▶ SOURCE:

-- Begin --

Navarro began his career, as many of the more fortunate Venezuelans who can get visas do, in the Gulf Coast League in 2001 with the GCL Yankees. He finished the year with a .280 average. He was promoted to Greensboro in the South Atlantic League the following year where he had a .238 average on 328 at bats. He was promoted to Tampa at the end of the 2002 season, where he barely played before the season ended.
Dioner began 2003 with the T-Yanks in Tampa and brought his contact numbers up into the .299 range with a more impressive .467 slugging percentage. He was moved to the Eastern League Trenton affiliate, where he finished the season batting .341 with a .471 SLG on 208 at-bats. This is the year that he started to wake up people in the Yankees organization.
On that promise, he was put on the fast-track coming into Trenton in 2004, where he failed to fully ignite.

-- End --

▶ DATA LISTING:
-- Begin --

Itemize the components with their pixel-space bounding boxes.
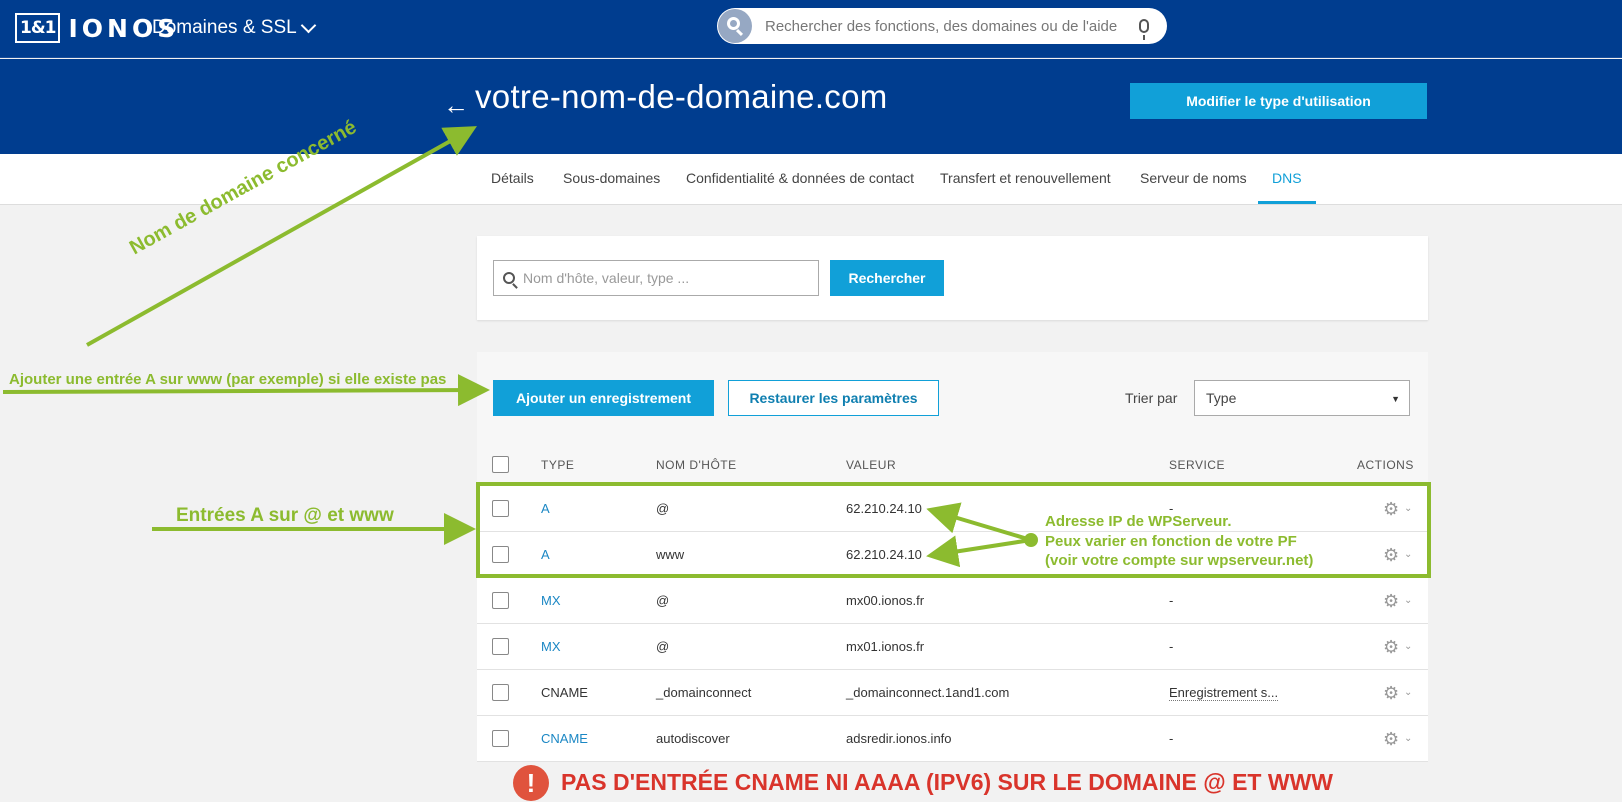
record-hostname: @ [656,639,670,654]
record-value: mx00.ionos.fr [846,593,925,608]
row-checkbox[interactable] [492,730,509,747]
search-icon [503,272,515,284]
caret-down-icon: ▼ [1391,394,1400,404]
gear-icon[interactable]: ⚙ [1383,729,1399,750]
logo-box: 1&1 [15,13,61,43]
tab-details[interactable]: Détails [491,170,534,204]
chevron-down-icon[interactable]: ⌄ [1404,641,1412,652]
annotation-ip-line-2: Peux varier en fonction de votre PF [1045,533,1297,550]
modify-usage-button[interactable]: Modifier le type d'utilisation [1130,83,1427,119]
global-search-placeholder: Rechercher des fonctions, des domaines o… [765,17,1118,35]
host-search-field[interactable] [493,260,819,296]
tab-transfer-renewal[interactable]: Transfert et renouvellement [940,170,1111,204]
column-hostname: NOM D'HÔTE [656,458,737,472]
record-type-link[interactable]: MX [541,639,561,654]
chevron-down-icon[interactable]: ⌄ [1404,595,1412,606]
warning-icon: ! [513,765,549,801]
top-navigation: 1&1 IONOS Domaines & SSL Rechercher des … [0,0,1622,58]
search-icon[interactable] [718,9,752,43]
select-all-checkbox[interactable] [492,456,509,473]
microphone-icon[interactable] [1139,19,1149,40]
arrow-add [2,374,490,407]
row-checkbox[interactable] [492,684,509,701]
record-hostname: autodiscover [656,731,730,746]
chevron-down-icon [300,17,316,33]
annotation-ip-line-1: Adresse IP de WPServeur. [1045,513,1232,530]
gear-icon[interactable]: ⚙ [1383,637,1399,658]
record-value: _domainconnect.1and1.com [846,685,1010,700]
gear-icon[interactable]: ⚙ [1383,683,1399,704]
tab-nameserver[interactable]: Serveur de noms [1140,170,1247,204]
record-type: CNAME [541,685,588,700]
table-row: MX @ mx00.ionos.fr - ⚙ ⌄ [477,578,1428,624]
sort-label: Trier par [1125,390,1178,406]
record-type-link[interactable]: CNAME [541,731,588,746]
global-search[interactable]: Rechercher des fonctions, des domaines o… [717,8,1167,44]
record-service: - [1169,731,1174,746]
sort-select[interactable]: Type ▼ [1194,380,1410,416]
record-type-link[interactable]: MX [541,593,561,608]
column-service: SERVICE [1169,458,1225,472]
annotation-a-entries: Entrées A sur @ et www [176,505,394,526]
row-checkbox[interactable] [492,638,509,655]
table-row: CNAME autodiscover adsredir.ionos.info -… [477,716,1428,762]
record-value: mx01.ionos.fr [846,639,925,654]
sort-value: Type [1206,390,1237,406]
warning-message: PAS D'ENTRÉE CNAME NI AAAA (IPV6) SUR LE… [561,769,1333,795]
record-hostname: @ [656,593,670,608]
record-service[interactable]: Enregistrement s... [1169,685,1279,701]
add-record-button[interactable]: Ajouter un enregistrement [493,380,714,416]
product-menu[interactable]: Domaines & SSL [152,17,316,39]
tab-privacy-contact[interactable]: Confidentialité & données de contact [686,170,914,204]
column-value: VALEUR [846,458,897,472]
chevron-down-icon[interactable]: ⌄ [1404,687,1412,698]
tab-subdomains[interactable]: Sous-domaines [563,170,660,204]
page-title: votre-nom-de-domaine.com [475,78,888,115]
product-label: Domaines & SSL [152,17,297,38]
gear-icon[interactable]: ⚙ [1383,591,1399,612]
column-actions: ACTIONS [1357,458,1414,472]
record-value: adsredir.ionos.info [846,731,952,746]
restore-settings-button[interactable]: Restaurer les paramètres [728,380,939,416]
back-arrow-icon[interactable]: ← [443,90,469,121]
annotation-add-entry: Ajouter une entrée A sur www (par exempl… [9,371,447,388]
tab-dns[interactable]: DNS [1258,170,1316,204]
column-type: TYPE [541,458,575,472]
search-button[interactable]: Rechercher [830,260,944,296]
record-hostname: _domainconnect [656,685,752,700]
row-checkbox[interactable] [492,592,509,609]
table-header: TYPE NOM D'HÔTE VALEUR SERVICE ACTIONS [477,448,1428,482]
table-row: MX @ mx01.ionos.fr - ⚙ ⌄ [477,624,1428,670]
annotation-ip-line-3: (voir votre compte sur wpserveur.net) [1045,552,1314,569]
table-row: CNAME _domainconnect _domainconnect.1and… [477,670,1428,716]
record-service: - [1169,639,1174,654]
record-service: - [1169,593,1174,608]
chevron-down-icon[interactable]: ⌄ [1404,733,1412,744]
host-search-input[interactable] [523,270,803,286]
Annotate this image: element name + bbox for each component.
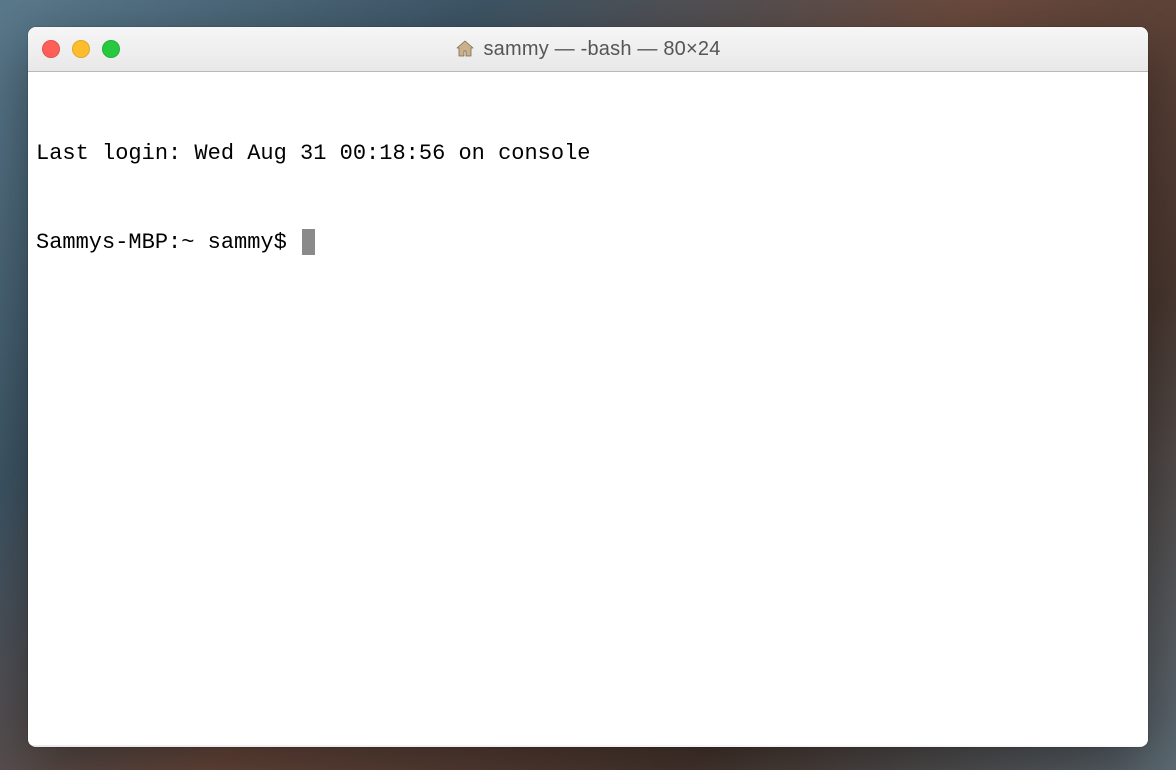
titlebar[interactable]: sammy — -bash — 80×24 — [28, 27, 1148, 72]
terminal-window: sammy — -bash — 80×24 Last login: Wed Au… — [28, 27, 1148, 747]
home-icon — [455, 39, 475, 59]
last-login-line: Last login: Wed Aug 31 00:18:56 on conso… — [36, 139, 1140, 169]
traffic-lights — [42, 40, 120, 58]
window-edge — [28, 745, 1148, 747]
zoom-button[interactable] — [102, 40, 120, 58]
title-center: sammy — -bash — 80×24 — [28, 38, 1148, 61]
window-title: sammy — -bash — 80×24 — [483, 38, 720, 61]
cursor-block — [302, 229, 315, 255]
close-button[interactable] — [42, 40, 60, 58]
terminal-body[interactable]: Last login: Wed Aug 31 00:18:56 on conso… — [28, 72, 1148, 745]
prompt-line: Sammys-MBP:~ sammy$ — [36, 228, 1140, 258]
minimize-button[interactable] — [72, 40, 90, 58]
prompt-text: Sammys-MBP:~ sammy$ — [36, 228, 300, 258]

-- End --

▶ THE EXERCISE: Using the passage on Navarro's minor-league career, decide whether each statement agrees with it: (a) Navarro finished his first year with the GCL Yankees batting .280; (b) Navarro spent the entire 2003 season with Tampa; (c) Navarro's slugging percentage at Trenton in 2003 was .467. Answer yes or no for each and quote the words from the passage that settle it.

▶ WRITTEN RESPONSE:
(a) Yes: "He finished the year with a .280 average."
(b) No: "He was moved to the Eastern League Trenton affiliate, where he finished the season"
(c) No: "batting .341 with a .471 SLG on 208 at-bats"